"""
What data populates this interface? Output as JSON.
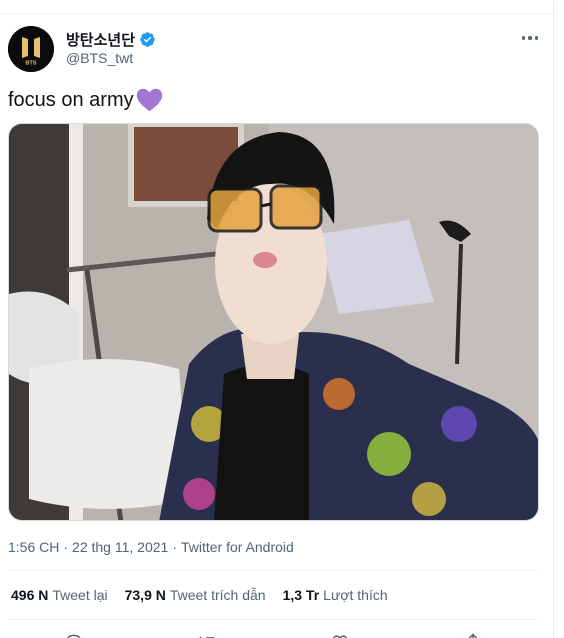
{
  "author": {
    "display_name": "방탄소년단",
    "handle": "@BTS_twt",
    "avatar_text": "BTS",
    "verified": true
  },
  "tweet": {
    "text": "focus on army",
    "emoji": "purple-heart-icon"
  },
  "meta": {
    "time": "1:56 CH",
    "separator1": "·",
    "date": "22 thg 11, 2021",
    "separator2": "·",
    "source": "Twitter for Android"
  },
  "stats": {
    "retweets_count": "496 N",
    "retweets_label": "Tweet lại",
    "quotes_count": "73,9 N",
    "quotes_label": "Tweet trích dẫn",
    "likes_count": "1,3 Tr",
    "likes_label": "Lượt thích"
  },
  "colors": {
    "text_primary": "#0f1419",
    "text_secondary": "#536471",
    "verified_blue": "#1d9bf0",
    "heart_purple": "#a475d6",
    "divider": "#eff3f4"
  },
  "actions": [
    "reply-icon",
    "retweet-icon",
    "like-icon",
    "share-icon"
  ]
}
"""
Write out the listing above exactly as it stands, pictures excluded.

_Exercise solution_
What data populates this interface? Output as JSON.
{
  "author": {
    "display_name": "방탄소년단",
    "handle": "@BTS_twt",
    "avatar_text": "BTS",
    "verified": true
  },
  "tweet": {
    "text": "focus on army",
    "emoji": "purple-heart-icon"
  },
  "meta": {
    "time": "1:56 CH",
    "separator1": "·",
    "date": "22 thg 11, 2021",
    "separator2": "·",
    "source": "Twitter for Android"
  },
  "stats": {
    "retweets_count": "496 N",
    "retweets_label": "Tweet lại",
    "quotes_count": "73,9 N",
    "quotes_label": "Tweet trích dẫn",
    "likes_count": "1,3 Tr",
    "likes_label": "Lượt thích"
  },
  "colors": {
    "text_primary": "#0f1419",
    "text_secondary": "#536471",
    "verified_blue": "#1d9bf0",
    "heart_purple": "#a475d6",
    "divider": "#eff3f4"
  },
  "actions": [
    "reply-icon",
    "retweet-icon",
    "like-icon",
    "share-icon"
  ]
}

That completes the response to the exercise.